Directions for this task
Take every line from the listing below that contains "Provisioning".

Data shown
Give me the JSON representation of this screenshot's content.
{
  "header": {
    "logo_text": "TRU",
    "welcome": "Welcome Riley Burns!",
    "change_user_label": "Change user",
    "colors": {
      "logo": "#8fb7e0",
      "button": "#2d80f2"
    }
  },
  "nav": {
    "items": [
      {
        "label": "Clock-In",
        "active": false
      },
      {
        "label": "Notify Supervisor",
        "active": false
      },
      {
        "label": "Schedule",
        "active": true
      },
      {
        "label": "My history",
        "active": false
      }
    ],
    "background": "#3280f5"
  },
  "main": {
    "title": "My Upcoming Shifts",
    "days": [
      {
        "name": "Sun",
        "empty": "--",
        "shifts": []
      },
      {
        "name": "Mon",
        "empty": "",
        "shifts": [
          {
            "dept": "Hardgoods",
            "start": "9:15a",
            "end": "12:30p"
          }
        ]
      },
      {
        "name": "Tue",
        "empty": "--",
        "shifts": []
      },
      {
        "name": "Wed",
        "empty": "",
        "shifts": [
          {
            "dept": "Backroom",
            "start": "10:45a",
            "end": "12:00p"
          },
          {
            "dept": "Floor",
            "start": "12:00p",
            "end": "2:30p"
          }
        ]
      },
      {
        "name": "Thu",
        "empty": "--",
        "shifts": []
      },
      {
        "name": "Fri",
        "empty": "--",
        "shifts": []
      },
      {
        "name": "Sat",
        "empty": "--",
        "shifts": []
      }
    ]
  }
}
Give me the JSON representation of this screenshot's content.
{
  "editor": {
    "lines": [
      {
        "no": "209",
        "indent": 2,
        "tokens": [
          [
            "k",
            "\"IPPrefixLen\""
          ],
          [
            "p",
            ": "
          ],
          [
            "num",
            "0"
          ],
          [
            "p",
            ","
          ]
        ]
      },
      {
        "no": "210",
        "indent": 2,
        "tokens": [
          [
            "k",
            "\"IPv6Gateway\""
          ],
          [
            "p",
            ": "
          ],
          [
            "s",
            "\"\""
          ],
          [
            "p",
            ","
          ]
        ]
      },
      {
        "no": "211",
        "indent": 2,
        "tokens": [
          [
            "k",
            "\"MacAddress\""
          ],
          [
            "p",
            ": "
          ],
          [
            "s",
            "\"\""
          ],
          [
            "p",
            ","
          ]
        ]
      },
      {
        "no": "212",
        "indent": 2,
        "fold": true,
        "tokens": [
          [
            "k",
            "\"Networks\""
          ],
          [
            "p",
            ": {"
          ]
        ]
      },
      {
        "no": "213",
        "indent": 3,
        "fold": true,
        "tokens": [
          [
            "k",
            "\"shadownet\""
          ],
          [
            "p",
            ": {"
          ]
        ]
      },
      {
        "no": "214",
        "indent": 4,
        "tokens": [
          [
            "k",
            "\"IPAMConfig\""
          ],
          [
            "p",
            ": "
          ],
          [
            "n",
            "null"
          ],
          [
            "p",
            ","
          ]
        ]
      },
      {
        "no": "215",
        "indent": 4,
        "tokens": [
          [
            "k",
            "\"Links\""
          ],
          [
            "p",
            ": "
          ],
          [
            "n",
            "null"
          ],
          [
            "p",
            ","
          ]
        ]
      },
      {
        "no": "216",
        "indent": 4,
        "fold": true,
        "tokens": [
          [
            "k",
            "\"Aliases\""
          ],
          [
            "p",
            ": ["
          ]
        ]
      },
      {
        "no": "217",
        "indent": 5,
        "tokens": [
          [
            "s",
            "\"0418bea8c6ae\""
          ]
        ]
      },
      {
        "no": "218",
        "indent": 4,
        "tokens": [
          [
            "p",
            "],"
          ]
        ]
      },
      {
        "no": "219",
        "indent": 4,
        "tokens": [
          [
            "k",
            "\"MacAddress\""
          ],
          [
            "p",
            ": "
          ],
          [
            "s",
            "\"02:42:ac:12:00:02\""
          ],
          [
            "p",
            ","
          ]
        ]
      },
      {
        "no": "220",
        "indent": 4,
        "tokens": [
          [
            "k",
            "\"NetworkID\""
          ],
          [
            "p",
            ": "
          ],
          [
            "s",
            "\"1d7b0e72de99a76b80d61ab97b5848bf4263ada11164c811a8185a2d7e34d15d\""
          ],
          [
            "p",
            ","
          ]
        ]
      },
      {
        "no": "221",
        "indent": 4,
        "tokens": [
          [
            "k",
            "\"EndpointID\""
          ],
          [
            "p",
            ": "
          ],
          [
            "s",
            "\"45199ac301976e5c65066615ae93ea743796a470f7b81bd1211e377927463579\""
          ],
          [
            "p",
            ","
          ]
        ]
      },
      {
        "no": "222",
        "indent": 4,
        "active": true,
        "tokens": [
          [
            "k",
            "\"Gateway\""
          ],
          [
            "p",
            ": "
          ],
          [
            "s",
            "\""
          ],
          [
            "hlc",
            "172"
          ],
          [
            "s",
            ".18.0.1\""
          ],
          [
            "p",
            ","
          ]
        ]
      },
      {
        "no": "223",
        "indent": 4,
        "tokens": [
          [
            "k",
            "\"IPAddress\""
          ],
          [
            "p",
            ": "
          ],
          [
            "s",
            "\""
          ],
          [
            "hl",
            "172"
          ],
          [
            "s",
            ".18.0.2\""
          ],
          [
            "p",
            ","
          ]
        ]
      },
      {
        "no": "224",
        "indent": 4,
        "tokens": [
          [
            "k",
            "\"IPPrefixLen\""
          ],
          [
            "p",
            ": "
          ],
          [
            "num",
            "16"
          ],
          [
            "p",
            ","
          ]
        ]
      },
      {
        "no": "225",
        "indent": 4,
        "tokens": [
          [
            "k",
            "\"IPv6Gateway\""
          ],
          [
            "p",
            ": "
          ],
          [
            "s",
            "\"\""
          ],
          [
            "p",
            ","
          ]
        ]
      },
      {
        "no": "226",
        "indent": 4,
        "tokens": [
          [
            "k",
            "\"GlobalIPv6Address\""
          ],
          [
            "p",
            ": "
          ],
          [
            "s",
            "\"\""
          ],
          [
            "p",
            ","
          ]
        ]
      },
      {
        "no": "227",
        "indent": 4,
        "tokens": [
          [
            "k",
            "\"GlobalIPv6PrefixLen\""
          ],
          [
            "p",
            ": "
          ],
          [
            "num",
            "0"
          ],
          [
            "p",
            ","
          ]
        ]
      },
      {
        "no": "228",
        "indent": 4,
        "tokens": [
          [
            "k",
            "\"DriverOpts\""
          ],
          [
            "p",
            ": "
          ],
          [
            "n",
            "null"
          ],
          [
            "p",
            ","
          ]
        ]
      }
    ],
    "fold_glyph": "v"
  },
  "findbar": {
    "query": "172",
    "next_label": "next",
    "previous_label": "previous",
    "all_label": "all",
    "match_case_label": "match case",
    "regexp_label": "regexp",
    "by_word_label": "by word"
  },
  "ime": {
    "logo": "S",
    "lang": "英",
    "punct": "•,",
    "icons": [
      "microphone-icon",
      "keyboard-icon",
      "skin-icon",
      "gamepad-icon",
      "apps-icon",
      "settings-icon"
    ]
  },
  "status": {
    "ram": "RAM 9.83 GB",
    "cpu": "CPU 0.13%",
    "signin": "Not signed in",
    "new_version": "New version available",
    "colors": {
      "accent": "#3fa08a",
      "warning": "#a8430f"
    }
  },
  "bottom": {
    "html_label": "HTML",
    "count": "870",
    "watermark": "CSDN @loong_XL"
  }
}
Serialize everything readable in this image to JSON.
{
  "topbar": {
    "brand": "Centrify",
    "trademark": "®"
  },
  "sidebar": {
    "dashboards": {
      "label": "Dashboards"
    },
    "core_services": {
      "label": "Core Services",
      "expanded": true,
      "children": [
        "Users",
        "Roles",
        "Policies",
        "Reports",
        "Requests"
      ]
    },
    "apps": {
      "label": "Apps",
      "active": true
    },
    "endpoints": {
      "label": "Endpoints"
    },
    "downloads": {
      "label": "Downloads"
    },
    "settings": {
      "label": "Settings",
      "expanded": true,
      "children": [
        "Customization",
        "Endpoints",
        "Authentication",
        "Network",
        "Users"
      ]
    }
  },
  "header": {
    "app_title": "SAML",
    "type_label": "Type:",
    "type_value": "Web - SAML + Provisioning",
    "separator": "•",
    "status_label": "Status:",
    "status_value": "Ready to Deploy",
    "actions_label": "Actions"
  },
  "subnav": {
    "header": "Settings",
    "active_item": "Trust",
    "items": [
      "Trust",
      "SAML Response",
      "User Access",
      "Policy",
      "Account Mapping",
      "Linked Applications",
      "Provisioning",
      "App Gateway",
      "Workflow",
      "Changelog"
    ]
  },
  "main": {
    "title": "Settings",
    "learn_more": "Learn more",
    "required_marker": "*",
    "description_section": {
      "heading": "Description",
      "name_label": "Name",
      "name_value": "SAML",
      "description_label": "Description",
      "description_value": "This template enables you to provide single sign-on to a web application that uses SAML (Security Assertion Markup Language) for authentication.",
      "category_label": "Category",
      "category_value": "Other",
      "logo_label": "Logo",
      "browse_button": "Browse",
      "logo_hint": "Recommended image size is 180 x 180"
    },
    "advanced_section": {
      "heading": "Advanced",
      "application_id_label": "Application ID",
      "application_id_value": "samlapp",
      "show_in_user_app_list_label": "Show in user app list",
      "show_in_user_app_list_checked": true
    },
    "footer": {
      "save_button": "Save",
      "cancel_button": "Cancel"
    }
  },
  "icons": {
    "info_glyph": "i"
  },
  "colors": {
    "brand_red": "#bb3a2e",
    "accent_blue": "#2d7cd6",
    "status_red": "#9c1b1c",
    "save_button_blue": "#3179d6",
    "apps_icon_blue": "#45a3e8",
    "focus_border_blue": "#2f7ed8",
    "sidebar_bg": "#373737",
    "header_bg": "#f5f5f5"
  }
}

Full output
    "type_value": "Web - SAML + Provisioning",
      "Provisioning",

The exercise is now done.